== Extracted entries
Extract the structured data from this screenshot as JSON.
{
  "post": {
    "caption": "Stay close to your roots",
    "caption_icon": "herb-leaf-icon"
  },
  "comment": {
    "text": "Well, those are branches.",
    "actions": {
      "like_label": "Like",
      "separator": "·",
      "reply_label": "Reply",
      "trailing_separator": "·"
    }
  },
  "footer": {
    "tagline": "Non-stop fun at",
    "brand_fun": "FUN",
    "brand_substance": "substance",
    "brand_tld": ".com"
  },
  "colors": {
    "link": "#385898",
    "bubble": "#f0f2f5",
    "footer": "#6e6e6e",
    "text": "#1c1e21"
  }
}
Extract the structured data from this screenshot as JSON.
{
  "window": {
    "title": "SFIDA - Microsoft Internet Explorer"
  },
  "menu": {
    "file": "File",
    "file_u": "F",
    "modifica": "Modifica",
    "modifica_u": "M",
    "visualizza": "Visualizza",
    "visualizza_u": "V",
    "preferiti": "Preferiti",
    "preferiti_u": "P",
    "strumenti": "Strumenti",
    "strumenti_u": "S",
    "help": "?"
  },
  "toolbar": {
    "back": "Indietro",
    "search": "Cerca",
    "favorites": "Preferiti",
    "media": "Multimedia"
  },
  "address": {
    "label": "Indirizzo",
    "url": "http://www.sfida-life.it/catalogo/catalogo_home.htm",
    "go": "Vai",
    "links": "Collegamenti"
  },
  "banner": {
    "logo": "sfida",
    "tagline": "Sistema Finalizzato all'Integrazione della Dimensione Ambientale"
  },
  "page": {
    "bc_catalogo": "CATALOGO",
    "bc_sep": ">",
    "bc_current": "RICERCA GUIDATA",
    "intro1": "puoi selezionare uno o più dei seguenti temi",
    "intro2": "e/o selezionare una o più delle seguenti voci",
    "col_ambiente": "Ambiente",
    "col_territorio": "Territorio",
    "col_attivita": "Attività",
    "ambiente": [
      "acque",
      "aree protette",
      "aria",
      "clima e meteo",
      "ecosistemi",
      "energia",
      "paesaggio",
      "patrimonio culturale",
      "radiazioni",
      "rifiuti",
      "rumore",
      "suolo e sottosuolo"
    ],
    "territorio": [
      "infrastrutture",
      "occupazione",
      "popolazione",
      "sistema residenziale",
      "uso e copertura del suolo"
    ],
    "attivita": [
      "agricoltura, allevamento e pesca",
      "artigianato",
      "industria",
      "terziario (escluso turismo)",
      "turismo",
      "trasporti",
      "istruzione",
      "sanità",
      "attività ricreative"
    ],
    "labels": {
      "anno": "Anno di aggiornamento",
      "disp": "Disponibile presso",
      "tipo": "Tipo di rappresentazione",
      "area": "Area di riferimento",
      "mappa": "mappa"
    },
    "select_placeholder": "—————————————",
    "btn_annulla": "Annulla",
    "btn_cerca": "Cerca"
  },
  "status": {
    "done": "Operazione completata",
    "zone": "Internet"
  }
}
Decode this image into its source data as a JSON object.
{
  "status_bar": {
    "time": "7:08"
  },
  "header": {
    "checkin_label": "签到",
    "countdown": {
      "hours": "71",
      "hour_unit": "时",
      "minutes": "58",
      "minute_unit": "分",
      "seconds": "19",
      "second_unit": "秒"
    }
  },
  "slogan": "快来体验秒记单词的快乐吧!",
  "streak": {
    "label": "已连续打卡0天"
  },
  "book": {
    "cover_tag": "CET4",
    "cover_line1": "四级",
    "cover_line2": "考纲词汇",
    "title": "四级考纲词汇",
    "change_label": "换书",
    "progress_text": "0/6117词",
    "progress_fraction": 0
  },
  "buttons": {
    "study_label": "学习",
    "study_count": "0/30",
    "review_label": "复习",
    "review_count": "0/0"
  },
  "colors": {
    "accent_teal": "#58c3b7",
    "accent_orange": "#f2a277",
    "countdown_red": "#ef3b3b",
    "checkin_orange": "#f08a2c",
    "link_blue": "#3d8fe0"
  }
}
====
=== Exercise objective ===
Repeat the data verbatim.

=== Written answer ===
Extract the structured data from this screenshot as JSON.
{
  "post": {
    "caption": "Stay close to your roots",
    "caption_icon": "herb-leaf-icon"
  },
  "comment": {
    "text": "Well, those are branches.",
    "actions": {
      "like_label": "Like",
      "separator": "·",
      "reply_label": "Reply",
      "trailing_separator": "·"
    }
  },
  "footer": {
    "tagline": "Non-stop fun at",
    "brand_fun": "FUN",
    "brand_substance": "substance",
    "brand_tld": ".com"
  },
  "colors": {
    "link": "#385898",
    "bubble": "#f0f2f5",
    "footer": "#6e6e6e",
    "text": "#1c1e21"
  }
}
Extract the structured data from this screenshot as JSON.
{
  "window": {
    "title": "SFIDA - Microsoft Internet Explorer"
  },
  "menu": {
    "file": "File",
    "file_u": "F",
    "modifica": "Modifica",
    "modifica_u": "M",
    "visualizza": "Visualizza",
    "visualizza_u": "V",
    "preferiti": "Preferiti",
    "preferiti_u": "P",
    "strumenti": "Strumenti",
    "strumenti_u": "S",
    "help": "?"
  },
  "toolbar": {
    "back": "Indietro",
    "search": "Cerca",
    "favorites": "Preferiti",
    "media": "Multimedia"
  },
  "address": {
    "label": "Indirizzo",
    "url": "http://www.sfida-life.it/catalogo/catalogo_home.htm",
    "go": "Vai",
    "links": "Collegamenti"
  },
  "banner": {
    "logo": "sfida",
    "tagline": "Sistema Finalizzato all'Integrazione della Dimensione Ambientale"
  },
  "page": {
    "bc_catalogo": "CATALOGO",
    "bc_sep": ">",
    "bc_current": "RICERCA GUIDATA",
    "intro1": "puoi selezionare uno o più dei seguenti temi",
    "intro2": "e/o selezionare una o più delle seguenti voci",
    "col_ambiente": "Ambiente",
    "col_territorio": "Territorio",
    "col_attivita": "Attività",
    "ambiente": [
      "acque",
      "aree protette",
      "aria",
      "clima e meteo",
      "ecosistemi",
      "energia",
      "paesaggio",
      "patrimonio culturale",
      "radiazioni",
      "rifiuti",
      "rumore",
      "suolo e sottosuolo"
    ],
    "territorio": [
      "infrastrutture",
      "occupazione",
      "popolazione",
      "sistema residenziale",
      "uso e copertura del suolo"
    ],
    "attivita": [
      "agricoltura, allevamento e pesca",
      "artigianato",
      "industria",
      "terziario (escluso turismo)",
      "turismo",
      "trasporti",
      "istruzione",
      "sanità",
      "attività ricreative"
    ],
    "labels": {
      "anno": "Anno di aggiornamento",
      "disp": "Disponibile presso",
      "tipo": "Tipo di rappresentazione",
      "area": "Area di riferimento",
      "mappa": "mappa"
    },
    "select_placeholder": "—————————————",
    "btn_annulla": "Annulla",
    "btn_cerca": "Cerca"
  },
  "status": {
    "done": "Operazione completata",
    "zone": "Internet"
  }
}
Decode this image into its source data as a JSON object.
{
  "status_bar": {
    "time": "7:08"
  },
  "header": {
    "checkin_label": "签到",
    "countdown": {
      "hours": "71",
      "hour_unit": "时",
      "minutes": "58",
      "minute_unit": "分",
      "seconds": "19",
      "second_unit": "秒"
    }
  },
  "slogan": "快来体验秒记单词的快乐吧!",
  "streak": {
    "label": "已连续打卡0天"
  },
  "book": {
    "cover_tag": "CET4",
    "cover_line1": "四级",
    "cover_line2": "考纲词汇",
    "title": "四级考纲词汇",
    "change_label": "换书",
    "progress_text": "0/6117词",
    "progress_fraction": 0
  },
  "buttons": {
    "study_label": "学习",
    "study_count": "0/30",
    "review_label": "复习",
    "review_count": "0/0"
  },
  "colors": {
    "accent_teal": "#58c3b7",
    "accent_orange": "#f2a277",
    "countdown_red": "#ef3b3b",
    "checkin_orange": "#f08a2c",
    "link_blue": "#3d8fe0"
  }
}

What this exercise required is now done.